━━━━━ SOURCE DATA

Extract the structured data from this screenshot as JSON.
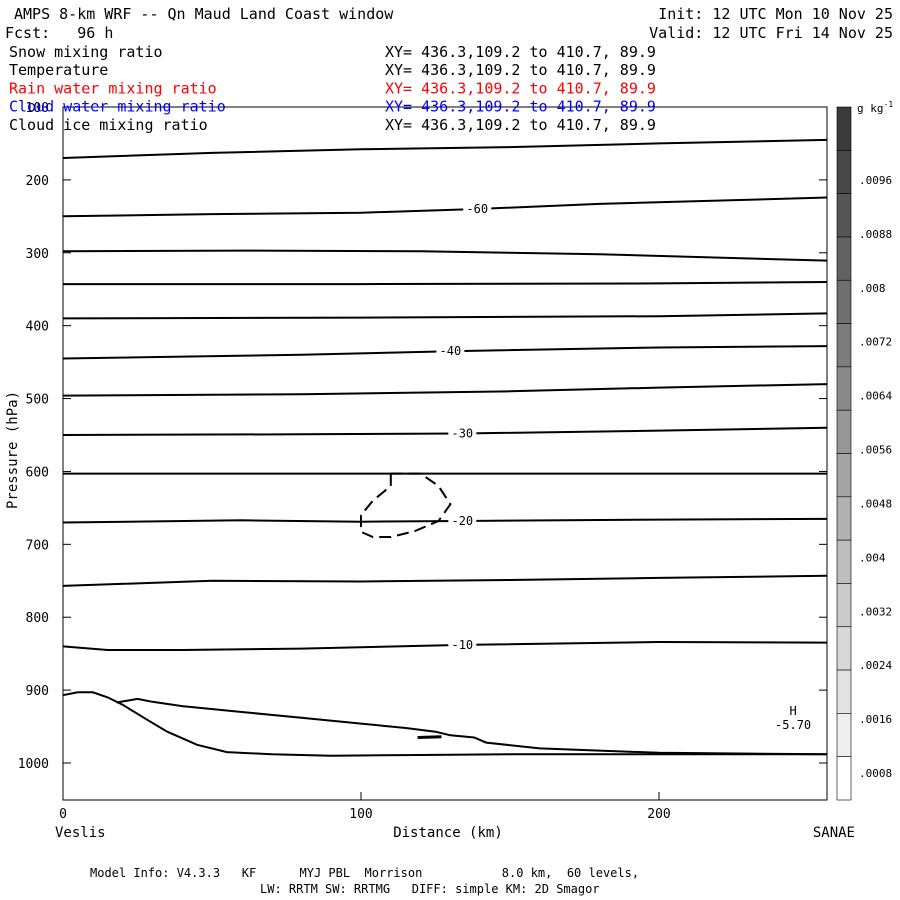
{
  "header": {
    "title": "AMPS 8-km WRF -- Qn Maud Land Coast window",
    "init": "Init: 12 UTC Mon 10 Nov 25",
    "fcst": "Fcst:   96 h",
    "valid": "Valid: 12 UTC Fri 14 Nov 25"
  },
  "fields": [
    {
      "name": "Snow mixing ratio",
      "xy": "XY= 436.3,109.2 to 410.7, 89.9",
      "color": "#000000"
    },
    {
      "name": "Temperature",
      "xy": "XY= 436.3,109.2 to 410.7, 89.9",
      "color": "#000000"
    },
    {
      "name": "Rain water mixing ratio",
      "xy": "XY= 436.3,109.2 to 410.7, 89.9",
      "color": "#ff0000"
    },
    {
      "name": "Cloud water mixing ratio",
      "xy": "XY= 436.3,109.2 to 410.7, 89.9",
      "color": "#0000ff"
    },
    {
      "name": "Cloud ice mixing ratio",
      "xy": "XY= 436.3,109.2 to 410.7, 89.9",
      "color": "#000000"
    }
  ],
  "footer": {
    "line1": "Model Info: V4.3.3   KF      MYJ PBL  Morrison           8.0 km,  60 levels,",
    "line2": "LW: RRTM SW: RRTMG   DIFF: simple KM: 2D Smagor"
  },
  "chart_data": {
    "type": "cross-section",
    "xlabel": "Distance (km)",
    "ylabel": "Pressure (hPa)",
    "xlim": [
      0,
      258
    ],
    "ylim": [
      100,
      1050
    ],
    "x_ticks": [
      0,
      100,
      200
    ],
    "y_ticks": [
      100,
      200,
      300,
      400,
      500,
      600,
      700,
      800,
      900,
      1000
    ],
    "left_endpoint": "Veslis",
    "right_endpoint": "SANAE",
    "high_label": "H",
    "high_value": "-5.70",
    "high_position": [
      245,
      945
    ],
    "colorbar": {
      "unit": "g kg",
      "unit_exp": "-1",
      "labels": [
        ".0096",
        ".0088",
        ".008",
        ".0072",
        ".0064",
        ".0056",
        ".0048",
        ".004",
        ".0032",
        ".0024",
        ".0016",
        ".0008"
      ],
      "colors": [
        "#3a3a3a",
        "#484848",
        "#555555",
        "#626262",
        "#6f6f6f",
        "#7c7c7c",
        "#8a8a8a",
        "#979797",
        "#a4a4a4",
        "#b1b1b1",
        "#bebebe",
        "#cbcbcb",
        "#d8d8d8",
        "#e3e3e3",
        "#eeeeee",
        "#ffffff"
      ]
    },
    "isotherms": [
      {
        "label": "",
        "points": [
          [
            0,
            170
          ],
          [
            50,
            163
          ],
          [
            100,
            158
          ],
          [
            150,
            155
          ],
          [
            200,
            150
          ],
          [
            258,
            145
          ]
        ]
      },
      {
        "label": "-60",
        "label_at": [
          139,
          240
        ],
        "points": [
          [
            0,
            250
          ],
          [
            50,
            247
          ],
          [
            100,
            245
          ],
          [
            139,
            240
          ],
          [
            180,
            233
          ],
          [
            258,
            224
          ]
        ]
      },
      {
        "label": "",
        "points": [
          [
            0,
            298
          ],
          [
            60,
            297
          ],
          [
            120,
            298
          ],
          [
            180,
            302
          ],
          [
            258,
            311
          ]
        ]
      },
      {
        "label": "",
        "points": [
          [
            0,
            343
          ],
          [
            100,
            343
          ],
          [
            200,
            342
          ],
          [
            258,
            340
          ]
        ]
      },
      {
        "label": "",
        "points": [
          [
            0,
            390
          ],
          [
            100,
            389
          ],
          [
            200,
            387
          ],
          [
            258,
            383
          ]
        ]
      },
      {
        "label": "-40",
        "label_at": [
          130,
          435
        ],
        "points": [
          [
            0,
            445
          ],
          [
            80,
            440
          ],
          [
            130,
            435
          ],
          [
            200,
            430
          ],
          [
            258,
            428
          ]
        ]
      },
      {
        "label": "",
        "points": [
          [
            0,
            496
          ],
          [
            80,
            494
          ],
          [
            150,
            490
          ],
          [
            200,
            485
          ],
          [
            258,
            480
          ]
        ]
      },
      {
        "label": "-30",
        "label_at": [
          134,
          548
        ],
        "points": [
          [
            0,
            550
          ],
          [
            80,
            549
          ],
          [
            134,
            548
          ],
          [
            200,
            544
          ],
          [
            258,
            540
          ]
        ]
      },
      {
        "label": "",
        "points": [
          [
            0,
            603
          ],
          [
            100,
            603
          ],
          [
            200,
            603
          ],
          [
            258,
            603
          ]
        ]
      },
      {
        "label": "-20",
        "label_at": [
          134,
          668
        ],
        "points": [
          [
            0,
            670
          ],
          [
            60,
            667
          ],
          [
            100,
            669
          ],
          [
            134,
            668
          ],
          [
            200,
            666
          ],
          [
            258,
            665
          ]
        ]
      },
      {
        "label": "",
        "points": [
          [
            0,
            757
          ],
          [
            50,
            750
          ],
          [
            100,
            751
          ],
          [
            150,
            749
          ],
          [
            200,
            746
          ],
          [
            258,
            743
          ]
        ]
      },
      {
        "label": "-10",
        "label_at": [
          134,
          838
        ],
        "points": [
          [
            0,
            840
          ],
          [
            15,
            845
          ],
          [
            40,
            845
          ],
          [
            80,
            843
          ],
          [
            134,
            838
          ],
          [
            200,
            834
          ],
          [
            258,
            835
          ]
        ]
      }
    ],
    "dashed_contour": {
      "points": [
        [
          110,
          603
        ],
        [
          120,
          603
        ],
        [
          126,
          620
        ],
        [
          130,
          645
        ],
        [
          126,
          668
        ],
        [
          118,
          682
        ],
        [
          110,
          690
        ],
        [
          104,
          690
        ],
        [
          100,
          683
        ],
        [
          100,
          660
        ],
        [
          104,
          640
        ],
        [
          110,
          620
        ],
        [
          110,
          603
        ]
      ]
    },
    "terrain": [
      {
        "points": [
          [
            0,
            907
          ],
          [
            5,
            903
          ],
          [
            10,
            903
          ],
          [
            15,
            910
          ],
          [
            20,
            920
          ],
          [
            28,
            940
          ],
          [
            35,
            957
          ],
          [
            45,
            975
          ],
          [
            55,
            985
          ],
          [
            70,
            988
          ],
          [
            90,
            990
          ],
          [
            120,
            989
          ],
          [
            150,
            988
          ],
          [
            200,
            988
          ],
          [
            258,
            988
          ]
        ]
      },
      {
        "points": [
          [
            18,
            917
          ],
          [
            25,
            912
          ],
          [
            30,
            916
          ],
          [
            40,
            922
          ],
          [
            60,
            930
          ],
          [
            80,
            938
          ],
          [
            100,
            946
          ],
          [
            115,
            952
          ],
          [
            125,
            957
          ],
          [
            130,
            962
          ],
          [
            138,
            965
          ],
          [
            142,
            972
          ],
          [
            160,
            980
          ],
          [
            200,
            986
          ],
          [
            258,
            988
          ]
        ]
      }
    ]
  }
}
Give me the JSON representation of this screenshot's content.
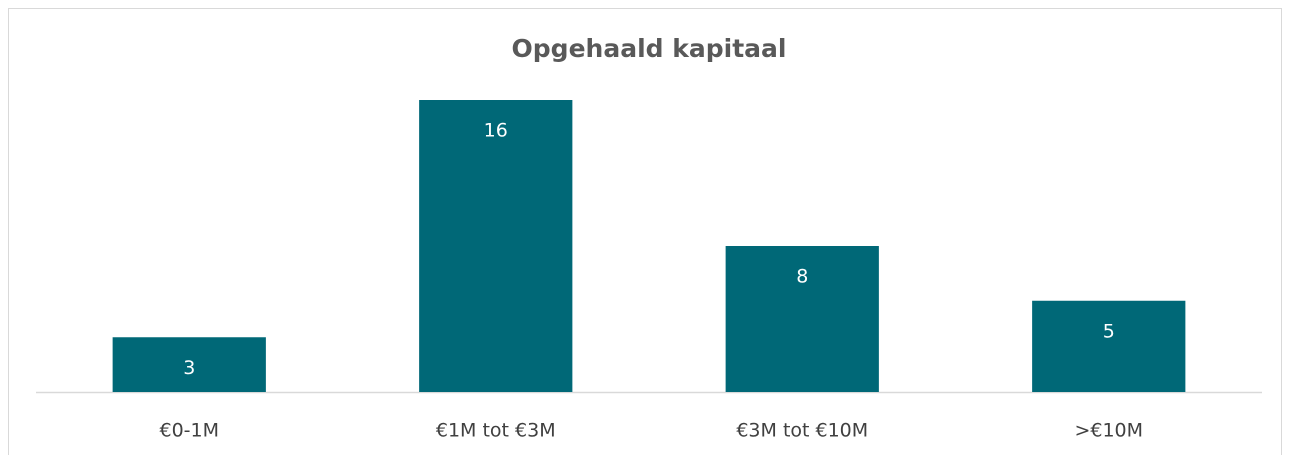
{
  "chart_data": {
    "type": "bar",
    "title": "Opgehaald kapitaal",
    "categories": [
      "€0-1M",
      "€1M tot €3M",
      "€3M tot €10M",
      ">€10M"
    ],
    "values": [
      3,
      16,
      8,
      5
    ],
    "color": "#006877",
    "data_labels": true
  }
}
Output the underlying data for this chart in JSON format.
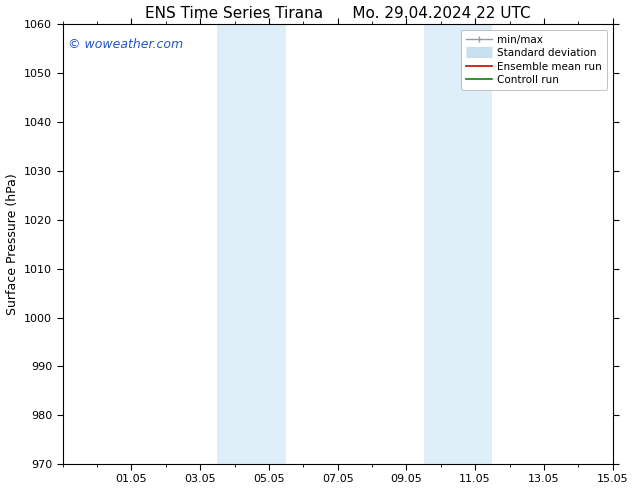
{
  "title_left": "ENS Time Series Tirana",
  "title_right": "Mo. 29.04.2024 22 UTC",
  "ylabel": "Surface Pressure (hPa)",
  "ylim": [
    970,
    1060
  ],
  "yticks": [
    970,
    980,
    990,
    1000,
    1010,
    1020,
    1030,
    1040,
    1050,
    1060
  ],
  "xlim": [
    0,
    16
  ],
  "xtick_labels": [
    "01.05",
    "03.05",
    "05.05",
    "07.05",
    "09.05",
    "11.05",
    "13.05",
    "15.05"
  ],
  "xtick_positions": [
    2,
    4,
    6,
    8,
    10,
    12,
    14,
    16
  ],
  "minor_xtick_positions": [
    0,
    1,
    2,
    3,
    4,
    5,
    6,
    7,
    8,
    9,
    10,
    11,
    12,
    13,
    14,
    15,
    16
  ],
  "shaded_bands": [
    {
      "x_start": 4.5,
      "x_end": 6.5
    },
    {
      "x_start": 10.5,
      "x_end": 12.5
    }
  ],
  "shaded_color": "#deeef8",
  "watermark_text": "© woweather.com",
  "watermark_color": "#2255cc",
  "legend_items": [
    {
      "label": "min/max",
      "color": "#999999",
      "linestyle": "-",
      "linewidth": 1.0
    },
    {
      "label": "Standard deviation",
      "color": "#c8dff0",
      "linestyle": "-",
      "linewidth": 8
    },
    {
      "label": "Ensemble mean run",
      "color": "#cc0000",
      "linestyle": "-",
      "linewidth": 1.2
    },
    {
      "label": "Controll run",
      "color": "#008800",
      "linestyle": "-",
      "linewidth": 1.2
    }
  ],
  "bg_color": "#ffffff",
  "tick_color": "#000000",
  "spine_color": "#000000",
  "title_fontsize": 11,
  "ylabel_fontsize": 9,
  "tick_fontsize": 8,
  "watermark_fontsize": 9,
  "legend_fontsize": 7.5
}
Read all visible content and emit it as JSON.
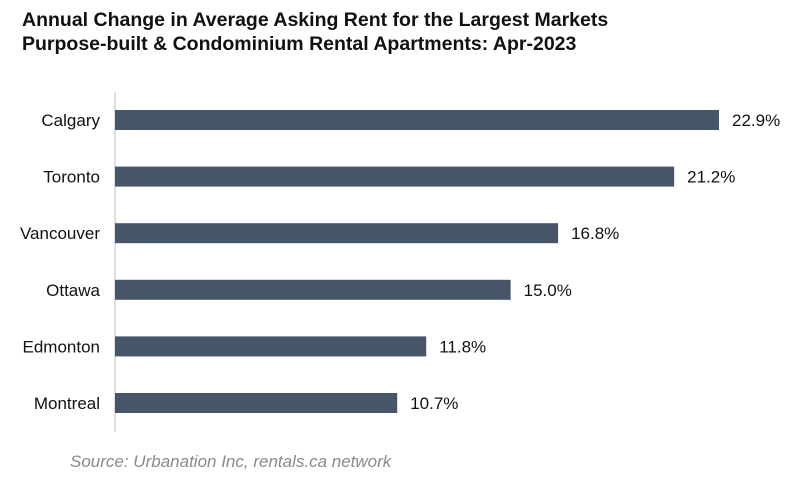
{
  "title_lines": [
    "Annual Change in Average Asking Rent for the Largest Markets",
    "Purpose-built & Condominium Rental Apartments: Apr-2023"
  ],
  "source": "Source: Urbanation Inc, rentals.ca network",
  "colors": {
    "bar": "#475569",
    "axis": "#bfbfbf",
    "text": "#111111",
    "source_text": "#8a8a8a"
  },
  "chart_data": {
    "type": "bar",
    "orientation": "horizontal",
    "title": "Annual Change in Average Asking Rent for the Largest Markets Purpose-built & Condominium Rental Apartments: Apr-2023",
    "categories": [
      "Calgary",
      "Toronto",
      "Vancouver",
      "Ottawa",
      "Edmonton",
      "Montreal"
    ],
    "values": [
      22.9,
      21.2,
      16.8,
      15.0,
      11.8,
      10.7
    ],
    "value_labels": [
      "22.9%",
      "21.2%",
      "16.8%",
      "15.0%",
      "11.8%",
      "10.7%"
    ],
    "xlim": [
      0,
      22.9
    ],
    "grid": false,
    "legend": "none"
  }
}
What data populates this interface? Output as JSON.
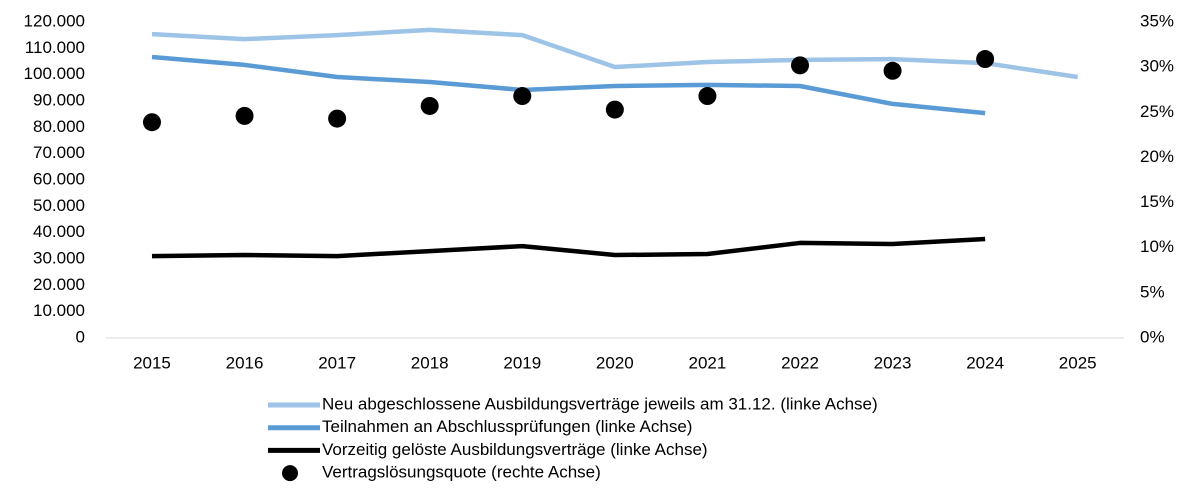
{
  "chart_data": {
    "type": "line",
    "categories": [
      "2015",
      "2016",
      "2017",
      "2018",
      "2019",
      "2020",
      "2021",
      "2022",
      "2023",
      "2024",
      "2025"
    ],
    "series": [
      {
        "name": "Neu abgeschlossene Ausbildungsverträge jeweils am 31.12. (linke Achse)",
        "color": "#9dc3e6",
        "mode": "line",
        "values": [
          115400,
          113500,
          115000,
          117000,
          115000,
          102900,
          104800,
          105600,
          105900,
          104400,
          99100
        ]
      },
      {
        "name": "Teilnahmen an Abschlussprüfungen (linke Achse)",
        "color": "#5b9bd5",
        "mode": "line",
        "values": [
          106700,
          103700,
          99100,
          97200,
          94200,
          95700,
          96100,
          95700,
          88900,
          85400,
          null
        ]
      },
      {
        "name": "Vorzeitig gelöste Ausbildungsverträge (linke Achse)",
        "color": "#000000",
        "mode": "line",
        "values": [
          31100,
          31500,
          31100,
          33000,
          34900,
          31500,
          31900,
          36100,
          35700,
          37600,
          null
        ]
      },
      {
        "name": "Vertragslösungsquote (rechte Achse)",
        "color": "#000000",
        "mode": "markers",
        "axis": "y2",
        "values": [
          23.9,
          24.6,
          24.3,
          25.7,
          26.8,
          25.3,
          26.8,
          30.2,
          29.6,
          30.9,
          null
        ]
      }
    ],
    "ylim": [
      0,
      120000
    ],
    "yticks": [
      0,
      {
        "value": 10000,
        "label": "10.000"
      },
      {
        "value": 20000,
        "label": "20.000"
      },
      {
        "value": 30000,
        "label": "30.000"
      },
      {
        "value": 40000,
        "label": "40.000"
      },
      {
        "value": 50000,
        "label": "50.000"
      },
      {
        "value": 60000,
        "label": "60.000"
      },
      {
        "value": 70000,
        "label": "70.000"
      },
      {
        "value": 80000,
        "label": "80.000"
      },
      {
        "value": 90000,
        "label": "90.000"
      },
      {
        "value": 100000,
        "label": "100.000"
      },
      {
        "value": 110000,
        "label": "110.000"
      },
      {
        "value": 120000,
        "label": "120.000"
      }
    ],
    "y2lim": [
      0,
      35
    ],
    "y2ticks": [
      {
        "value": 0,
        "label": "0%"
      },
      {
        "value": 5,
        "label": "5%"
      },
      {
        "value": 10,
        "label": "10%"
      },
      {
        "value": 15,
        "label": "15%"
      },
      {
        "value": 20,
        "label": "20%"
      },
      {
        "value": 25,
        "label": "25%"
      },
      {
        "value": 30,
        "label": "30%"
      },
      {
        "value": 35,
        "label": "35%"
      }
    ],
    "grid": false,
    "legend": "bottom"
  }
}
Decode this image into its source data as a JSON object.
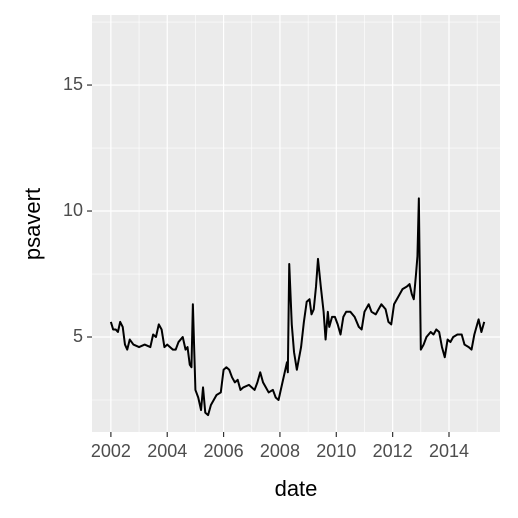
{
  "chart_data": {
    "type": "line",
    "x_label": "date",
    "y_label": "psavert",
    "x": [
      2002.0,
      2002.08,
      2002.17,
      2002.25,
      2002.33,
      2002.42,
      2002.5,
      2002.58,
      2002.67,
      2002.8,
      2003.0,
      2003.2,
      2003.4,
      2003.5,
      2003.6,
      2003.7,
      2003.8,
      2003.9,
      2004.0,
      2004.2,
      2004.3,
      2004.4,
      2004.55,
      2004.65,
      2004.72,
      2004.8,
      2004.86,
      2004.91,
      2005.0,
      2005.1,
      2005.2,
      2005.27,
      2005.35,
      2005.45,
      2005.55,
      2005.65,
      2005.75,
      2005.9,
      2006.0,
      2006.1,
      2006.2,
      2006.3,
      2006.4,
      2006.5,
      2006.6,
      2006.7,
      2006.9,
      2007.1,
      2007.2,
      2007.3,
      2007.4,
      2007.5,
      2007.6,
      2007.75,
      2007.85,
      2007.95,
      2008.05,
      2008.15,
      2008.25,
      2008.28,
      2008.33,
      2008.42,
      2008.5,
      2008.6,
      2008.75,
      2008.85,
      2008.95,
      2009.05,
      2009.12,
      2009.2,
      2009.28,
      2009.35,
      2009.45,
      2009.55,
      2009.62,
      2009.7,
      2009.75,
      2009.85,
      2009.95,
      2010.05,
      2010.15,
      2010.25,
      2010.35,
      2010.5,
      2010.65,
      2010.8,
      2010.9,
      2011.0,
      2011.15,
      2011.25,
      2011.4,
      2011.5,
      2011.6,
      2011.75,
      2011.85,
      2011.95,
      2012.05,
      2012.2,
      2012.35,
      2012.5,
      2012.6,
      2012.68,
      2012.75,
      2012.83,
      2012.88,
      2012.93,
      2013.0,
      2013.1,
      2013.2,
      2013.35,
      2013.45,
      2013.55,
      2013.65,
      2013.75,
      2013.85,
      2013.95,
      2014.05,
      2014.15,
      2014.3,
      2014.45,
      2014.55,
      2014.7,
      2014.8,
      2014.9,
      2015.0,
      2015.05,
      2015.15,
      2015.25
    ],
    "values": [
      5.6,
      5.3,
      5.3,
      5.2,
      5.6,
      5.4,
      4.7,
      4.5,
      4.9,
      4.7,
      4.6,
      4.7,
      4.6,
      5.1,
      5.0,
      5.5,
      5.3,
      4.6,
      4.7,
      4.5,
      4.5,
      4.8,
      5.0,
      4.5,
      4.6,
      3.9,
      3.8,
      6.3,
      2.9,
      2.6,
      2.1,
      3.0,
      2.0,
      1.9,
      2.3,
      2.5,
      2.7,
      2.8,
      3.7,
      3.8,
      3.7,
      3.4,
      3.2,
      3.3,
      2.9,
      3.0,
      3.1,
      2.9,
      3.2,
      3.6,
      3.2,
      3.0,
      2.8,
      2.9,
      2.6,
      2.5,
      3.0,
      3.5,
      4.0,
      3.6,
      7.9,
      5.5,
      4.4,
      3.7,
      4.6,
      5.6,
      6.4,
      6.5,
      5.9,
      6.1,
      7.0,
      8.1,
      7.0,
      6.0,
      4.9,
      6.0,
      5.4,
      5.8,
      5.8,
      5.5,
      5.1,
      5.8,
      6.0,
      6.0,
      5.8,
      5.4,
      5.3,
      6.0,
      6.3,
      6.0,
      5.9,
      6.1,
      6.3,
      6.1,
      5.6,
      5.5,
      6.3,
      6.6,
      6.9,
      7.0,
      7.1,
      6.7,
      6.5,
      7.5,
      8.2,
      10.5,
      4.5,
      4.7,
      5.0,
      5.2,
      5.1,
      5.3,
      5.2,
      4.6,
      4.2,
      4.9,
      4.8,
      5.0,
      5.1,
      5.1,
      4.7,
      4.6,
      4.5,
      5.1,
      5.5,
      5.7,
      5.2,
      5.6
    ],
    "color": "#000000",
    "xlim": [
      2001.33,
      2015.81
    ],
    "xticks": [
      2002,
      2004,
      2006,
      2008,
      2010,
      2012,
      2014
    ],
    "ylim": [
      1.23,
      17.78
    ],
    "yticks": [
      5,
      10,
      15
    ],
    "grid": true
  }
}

━━━━━━━━━━

Every line of the listing that holds "Condominium" should be found and copied.

▶ [ANSWER BELOW]:
    "Purpose-built & Condominium Rental Apartments: Apr-2023"
    "title": "Annual Change in Average Asking Rent for the Largest Markets Purpose-built & Condominium Rental Apartments: Apr-2023",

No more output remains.